WHAT NEEDS TO BE DONE: All records should be reproduced verbatim.
Start of RECORDS PROVIDED
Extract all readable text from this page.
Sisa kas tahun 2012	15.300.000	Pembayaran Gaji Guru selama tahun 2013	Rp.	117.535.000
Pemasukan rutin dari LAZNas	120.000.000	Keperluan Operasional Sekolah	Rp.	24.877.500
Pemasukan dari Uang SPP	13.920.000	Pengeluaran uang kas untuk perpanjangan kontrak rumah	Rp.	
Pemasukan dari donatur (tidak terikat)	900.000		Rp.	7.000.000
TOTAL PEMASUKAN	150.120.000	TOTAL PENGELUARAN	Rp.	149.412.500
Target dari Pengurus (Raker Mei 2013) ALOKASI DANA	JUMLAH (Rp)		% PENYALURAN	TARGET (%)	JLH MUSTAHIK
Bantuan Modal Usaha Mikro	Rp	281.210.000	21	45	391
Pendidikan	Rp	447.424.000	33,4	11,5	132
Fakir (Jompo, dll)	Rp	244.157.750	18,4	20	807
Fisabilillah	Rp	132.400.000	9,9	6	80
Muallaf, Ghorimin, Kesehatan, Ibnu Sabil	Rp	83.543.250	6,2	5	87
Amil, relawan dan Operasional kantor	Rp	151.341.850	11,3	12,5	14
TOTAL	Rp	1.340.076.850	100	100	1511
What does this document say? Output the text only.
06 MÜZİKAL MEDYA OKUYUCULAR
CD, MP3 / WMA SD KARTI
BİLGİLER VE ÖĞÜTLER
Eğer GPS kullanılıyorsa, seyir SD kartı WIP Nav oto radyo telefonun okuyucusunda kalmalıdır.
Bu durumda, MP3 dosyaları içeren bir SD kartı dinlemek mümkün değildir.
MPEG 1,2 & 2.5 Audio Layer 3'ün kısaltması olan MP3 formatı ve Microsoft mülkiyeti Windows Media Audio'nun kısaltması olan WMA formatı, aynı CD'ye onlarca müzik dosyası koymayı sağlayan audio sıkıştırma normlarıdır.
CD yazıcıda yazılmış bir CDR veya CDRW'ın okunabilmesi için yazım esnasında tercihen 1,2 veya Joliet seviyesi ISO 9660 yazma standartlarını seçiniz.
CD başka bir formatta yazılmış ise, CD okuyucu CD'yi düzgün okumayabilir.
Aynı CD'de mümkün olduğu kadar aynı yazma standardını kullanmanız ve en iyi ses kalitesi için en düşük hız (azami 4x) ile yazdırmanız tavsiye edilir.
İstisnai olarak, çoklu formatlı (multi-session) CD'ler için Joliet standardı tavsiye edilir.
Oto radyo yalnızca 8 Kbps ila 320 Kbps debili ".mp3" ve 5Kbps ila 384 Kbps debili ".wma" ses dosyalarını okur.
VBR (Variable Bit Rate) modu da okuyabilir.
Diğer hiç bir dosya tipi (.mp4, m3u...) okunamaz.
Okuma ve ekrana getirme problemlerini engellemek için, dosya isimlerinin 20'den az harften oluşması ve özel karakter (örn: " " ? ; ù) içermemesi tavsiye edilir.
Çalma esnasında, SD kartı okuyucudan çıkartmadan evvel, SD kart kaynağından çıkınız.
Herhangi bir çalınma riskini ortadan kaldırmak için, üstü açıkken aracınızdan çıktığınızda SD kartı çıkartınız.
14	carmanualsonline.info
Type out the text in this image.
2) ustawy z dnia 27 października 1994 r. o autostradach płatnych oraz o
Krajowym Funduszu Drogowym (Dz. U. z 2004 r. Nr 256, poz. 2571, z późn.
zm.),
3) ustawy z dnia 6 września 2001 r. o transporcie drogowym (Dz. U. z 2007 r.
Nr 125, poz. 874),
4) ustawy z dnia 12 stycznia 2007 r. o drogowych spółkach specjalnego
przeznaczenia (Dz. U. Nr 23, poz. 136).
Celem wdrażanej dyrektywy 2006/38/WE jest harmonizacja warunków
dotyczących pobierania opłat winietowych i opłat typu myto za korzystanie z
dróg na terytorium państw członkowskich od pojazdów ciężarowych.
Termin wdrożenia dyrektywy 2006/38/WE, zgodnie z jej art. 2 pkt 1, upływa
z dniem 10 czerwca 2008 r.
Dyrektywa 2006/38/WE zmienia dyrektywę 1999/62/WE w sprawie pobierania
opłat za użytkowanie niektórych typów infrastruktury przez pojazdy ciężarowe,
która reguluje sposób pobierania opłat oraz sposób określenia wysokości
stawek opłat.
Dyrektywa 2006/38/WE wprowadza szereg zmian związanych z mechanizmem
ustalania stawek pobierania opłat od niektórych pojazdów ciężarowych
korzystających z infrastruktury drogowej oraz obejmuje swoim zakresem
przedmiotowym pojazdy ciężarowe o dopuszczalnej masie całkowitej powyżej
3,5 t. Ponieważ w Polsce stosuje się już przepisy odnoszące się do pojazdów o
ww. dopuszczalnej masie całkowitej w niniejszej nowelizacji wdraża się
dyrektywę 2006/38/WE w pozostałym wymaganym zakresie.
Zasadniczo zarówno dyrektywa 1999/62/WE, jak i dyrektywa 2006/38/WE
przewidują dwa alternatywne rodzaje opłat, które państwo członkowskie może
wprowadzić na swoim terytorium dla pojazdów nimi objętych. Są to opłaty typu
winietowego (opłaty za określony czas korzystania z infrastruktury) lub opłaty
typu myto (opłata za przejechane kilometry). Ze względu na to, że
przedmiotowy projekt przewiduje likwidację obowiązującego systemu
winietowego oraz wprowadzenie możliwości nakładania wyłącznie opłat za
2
End of RECORDS PROVIDED
COMPLETE ANSWER:
Extract all readable text from this page.
Sisa kas tahun 2012	15.300.000	Pembayaran Gaji Guru selama tahun 2013	Rp.	117.535.000
Pemasukan rutin dari LAZNas	120.000.000	Keperluan Operasional Sekolah	Rp.	24.877.500
Pemasukan dari Uang SPP	13.920.000	Pengeluaran uang kas untuk perpanjangan kontrak rumah	Rp.	
Pemasukan dari donatur (tidak terikat)	900.000		Rp.	7.000.000
TOTAL PEMASUKAN	150.120.000	TOTAL PENGELUARAN	Rp.	149.412.500
Target dari Pengurus (Raker Mei 2013) ALOKASI DANA	JUMLAH (Rp)		% PENYALURAN	TARGET (%)	JLH MUSTAHIK
Bantuan Modal Usaha Mikro	Rp	281.210.000	21	45	391
Pendidikan	Rp	447.424.000	33,4	11,5	132
Fakir (Jompo, dll)	Rp	244.157.750	18,4	20	807
Fisabilillah	Rp	132.400.000	9,9	6	80
Muallaf, Ghorimin, Kesehatan, Ibnu Sabil	Rp	83.543.250	6,2	5	87
Amil, relawan dan Operasional kantor	Rp	151.341.850	11,3	12,5	14
TOTAL	Rp	1.340.076.850	100	100	1511
What does this document say? Output the text only.
06 MÜZİKAL MEDYA OKUYUCULAR
CD, MP3 / WMA SD KARTI
BİLGİLER VE ÖĞÜTLER
Eğer GPS kullanılıyorsa, seyir SD kartı WIP Nav oto radyo telefonun okuyucusunda kalmalıdır.
Bu durumda, MP3 dosyaları içeren bir SD kartı dinlemek mümkün değildir.
MPEG 1,2 & 2.5 Audio Layer 3'ün kısaltması olan MP3 formatı ve Microsoft mülkiyeti Windows Media Audio'nun kısaltması olan WMA formatı, aynı CD'ye onlarca müzik dosyası koymayı sağlayan audio sıkıştırma normlarıdır.
CD yazıcıda yazılmış bir CDR veya CDRW'ın okunabilmesi için yazım esnasında tercihen 1,2 veya Joliet seviyesi ISO 9660 yazma standartlarını seçiniz.
CD başka bir formatta yazılmış ise, CD okuyucu CD'yi düzgün okumayabilir.
Aynı CD'de mümkün olduğu kadar aynı yazma standardını kullanmanız ve en iyi ses kalitesi için en düşük hız (azami 4x) ile yazdırmanız tavsiye edilir.
İstisnai olarak, çoklu formatlı (multi-session) CD'ler için Joliet standardı tavsiye edilir.
Oto radyo yalnızca 8 Kbps ila 320 Kbps debili ".mp3" ve 5Kbps ila 384 Kbps debili ".wma" ses dosyalarını okur.
VBR (Variable Bit Rate) modu da okuyabilir.
Diğer hiç bir dosya tipi (.mp4, m3u...) okunamaz.
Okuma ve ekrana getirme problemlerini engellemek için, dosya isimlerinin 20'den az harften oluşması ve özel karakter (örn: " " ? ; ù) içermemesi tavsiye edilir.
Çalma esnasında, SD kartı okuyucudan çıkartmadan evvel, SD kart kaynağından çıkınız.
Herhangi bir çalınma riskini ortadan kaldırmak için, üstü açıkken aracınızdan çıktığınızda SD kartı çıkartınız.
14	carmanualsonline.info
Type out the text in this image.
2) ustawy z dnia 27 października 1994 r. o autostradach płatnych oraz o
Krajowym Funduszu Drogowym (Dz. U. z 2004 r. Nr 256, poz. 2571, z późn.
zm.),
3) ustawy z dnia 6 września 2001 r. o transporcie drogowym (Dz. U. z 2007 r.
Nr 125, poz. 874),
4) ustawy z dnia 12 stycznia 2007 r. o drogowych spółkach specjalnego
przeznaczenia (Dz. U. Nr 23, poz. 136).
Celem wdrażanej dyrektywy 2006/38/WE jest harmonizacja warunków
dotyczących pobierania opłat winietowych i opłat typu myto za korzystanie z
dróg na terytorium państw członkowskich od pojazdów ciężarowych.
Termin wdrożenia dyrektywy 2006/38/WE, zgodnie z jej art. 2 pkt 1, upływa
z dniem 10 czerwca 2008 r.
Dyrektywa 2006/38/WE zmienia dyrektywę 1999/62/WE w sprawie pobierania
opłat za użytkowanie niektórych typów infrastruktury przez pojazdy ciężarowe,
która reguluje sposób pobierania opłat oraz sposób określenia wysokości
stawek opłat.
Dyrektywa 2006/38/WE wprowadza szereg zmian związanych z mechanizmem
ustalania stawek pobierania opłat od niektórych pojazdów ciężarowych
korzystających z infrastruktury drogowej oraz obejmuje swoim zakresem
przedmiotowym pojazdy ciężarowe o dopuszczalnej masie całkowitej powyżej
3,5 t. Ponieważ w Polsce stosuje się już przepisy odnoszące się do pojazdów o
ww. dopuszczalnej masie całkowitej w niniejszej nowelizacji wdraża się
dyrektywę 2006/38/WE w pozostałym wymaganym zakresie.
Zasadniczo zarówno dyrektywa 1999/62/WE, jak i dyrektywa 2006/38/WE
przewidują dwa alternatywne rodzaje opłat, które państwo członkowskie może
wprowadzić na swoim terytorium dla pojazdów nimi objętych. Są to opłaty typu
winietowego (opłaty za określony czas korzystania z infrastruktury) lub opłaty
typu myto (opłata za przejechane kilometry). Ze względu na to, że
przedmiotowy projekt przewiduje likwidację obowiązującego systemu
winietowego oraz wprowadzenie możliwości nakładania wyłącznie opłat za
2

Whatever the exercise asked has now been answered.